**DATA FOR PROCESSING:**

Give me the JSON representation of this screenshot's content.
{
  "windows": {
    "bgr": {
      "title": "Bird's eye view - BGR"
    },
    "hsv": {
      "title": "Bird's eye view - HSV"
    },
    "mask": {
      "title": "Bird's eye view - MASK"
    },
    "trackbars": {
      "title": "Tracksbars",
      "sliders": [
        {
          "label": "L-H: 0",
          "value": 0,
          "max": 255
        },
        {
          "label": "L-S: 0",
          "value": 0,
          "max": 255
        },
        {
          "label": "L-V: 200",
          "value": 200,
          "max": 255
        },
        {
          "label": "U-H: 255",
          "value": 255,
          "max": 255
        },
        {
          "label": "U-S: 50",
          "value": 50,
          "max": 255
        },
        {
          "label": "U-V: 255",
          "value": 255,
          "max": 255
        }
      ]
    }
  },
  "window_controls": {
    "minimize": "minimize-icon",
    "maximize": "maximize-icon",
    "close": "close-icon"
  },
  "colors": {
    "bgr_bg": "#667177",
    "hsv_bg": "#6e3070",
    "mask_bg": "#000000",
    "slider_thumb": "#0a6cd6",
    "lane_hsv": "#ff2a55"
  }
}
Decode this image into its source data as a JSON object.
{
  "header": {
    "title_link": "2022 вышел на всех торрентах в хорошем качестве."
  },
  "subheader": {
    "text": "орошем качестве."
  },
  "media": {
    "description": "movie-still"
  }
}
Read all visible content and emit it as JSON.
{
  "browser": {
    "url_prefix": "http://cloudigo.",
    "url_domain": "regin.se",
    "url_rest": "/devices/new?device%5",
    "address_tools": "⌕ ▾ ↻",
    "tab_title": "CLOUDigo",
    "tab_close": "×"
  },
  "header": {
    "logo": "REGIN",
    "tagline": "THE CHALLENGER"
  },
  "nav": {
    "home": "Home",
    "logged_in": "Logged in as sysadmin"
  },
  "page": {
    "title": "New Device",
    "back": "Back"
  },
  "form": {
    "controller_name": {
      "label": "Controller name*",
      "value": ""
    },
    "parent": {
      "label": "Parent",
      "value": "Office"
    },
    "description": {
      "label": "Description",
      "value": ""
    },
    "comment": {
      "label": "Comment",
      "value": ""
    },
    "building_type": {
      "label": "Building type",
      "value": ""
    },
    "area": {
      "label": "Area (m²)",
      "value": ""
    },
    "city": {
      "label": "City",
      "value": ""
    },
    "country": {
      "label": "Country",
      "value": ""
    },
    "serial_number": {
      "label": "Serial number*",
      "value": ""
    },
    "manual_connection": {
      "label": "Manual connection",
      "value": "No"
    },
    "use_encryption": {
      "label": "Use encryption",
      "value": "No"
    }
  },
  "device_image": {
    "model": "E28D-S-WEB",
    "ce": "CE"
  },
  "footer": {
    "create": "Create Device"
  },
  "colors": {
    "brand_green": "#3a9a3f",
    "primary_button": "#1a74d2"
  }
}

**WHAT NEEDS TO BE DONE:** From the data, pick out every line that includes "качестве".

**CORRECT ANSWER:**
    "title_link": "2022 вышел на всех торрентах в хорошем качестве."
    "text": "орошем качестве."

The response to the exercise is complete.